DIRECTIONS: Collect all the lines that mention the word "University".

Figure collection entries:
---

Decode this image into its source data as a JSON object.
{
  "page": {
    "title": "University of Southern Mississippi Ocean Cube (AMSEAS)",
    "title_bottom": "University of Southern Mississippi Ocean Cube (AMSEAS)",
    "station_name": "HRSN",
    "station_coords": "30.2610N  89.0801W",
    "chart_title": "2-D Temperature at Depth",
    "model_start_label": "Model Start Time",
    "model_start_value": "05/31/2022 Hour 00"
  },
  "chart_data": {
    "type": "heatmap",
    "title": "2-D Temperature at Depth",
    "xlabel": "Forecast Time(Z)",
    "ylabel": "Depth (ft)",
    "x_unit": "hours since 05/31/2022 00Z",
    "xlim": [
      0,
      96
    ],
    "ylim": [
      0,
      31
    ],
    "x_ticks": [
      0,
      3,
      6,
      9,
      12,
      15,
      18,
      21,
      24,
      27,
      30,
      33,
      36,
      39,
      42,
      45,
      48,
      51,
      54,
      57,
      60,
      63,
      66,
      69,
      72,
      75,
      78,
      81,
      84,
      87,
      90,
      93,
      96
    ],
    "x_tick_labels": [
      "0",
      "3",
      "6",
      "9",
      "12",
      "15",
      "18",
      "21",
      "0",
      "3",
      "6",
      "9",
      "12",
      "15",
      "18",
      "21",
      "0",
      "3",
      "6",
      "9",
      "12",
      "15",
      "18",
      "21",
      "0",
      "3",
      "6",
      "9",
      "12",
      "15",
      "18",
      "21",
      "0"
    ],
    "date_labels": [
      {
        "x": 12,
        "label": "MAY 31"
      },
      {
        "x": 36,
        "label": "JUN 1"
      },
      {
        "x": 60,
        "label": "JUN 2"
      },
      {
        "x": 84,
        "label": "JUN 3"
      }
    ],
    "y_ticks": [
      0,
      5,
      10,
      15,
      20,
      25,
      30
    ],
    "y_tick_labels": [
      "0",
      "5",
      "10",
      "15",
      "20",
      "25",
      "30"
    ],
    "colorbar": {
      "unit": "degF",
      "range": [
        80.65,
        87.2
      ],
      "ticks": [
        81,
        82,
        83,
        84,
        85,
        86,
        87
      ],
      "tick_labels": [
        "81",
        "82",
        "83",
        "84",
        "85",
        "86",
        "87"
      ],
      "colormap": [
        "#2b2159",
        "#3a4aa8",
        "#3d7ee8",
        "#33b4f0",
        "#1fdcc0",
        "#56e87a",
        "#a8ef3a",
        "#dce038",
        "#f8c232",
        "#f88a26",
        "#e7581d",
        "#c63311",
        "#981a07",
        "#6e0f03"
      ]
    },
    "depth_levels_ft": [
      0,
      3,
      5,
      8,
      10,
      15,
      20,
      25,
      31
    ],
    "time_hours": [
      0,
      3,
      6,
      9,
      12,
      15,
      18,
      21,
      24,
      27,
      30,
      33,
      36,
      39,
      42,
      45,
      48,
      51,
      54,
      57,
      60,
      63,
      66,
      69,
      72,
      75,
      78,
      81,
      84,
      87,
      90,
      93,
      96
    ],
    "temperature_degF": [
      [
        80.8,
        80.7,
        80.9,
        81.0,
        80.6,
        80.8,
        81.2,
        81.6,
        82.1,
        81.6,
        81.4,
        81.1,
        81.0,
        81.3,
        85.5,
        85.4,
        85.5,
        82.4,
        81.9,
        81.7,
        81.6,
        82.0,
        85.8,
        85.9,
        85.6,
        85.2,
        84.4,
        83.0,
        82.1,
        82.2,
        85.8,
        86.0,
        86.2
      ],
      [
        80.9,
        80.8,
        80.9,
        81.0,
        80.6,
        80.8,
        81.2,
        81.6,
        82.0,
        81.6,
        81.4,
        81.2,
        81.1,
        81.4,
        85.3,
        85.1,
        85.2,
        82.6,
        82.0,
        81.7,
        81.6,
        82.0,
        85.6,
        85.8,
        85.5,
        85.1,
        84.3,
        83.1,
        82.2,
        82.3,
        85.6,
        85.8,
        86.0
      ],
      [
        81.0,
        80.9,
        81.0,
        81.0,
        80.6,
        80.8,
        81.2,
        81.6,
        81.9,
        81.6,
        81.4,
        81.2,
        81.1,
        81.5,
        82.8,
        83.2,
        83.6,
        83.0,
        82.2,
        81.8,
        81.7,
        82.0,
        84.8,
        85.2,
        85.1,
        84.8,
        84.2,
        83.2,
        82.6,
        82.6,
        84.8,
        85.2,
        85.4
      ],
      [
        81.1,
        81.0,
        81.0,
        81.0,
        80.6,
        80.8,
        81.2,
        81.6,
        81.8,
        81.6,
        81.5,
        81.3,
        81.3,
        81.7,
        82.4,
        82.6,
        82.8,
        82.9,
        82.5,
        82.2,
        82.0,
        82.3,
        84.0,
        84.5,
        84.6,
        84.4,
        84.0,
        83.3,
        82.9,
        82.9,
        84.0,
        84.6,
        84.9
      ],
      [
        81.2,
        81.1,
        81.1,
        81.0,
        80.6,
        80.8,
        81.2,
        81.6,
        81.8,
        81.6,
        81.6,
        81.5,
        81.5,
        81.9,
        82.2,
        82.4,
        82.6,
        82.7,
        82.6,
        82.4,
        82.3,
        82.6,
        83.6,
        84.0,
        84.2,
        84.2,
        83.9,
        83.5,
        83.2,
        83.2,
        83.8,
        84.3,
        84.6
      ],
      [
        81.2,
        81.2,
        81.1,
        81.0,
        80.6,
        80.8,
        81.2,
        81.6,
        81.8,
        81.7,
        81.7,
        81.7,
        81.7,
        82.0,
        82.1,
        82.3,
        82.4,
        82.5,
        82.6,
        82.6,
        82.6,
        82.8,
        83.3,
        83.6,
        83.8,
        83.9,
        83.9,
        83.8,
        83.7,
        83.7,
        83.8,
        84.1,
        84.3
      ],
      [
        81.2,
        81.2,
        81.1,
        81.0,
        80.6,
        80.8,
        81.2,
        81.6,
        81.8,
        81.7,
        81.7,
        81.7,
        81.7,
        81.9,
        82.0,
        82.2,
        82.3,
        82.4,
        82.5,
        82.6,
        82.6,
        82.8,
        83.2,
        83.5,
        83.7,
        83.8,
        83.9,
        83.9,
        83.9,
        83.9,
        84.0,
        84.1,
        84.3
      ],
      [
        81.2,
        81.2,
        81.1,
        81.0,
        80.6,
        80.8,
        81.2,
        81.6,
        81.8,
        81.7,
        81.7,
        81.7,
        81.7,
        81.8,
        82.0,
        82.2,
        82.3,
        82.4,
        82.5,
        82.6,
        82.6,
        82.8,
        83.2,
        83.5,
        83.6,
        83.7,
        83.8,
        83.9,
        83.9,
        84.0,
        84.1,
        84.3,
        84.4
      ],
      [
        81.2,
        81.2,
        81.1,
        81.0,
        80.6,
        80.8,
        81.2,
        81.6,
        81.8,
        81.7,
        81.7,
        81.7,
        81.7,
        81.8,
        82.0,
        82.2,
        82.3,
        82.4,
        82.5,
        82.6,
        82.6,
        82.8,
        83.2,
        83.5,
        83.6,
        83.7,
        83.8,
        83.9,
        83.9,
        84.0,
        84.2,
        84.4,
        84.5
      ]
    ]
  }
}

---

RESPONSE TO THIS TASK:
    "title": "University of Southern Mississippi Ocean Cube (AMSEAS)",
    "title_bottom": "University of Southern Mississippi Ocean Cube (AMSEAS)",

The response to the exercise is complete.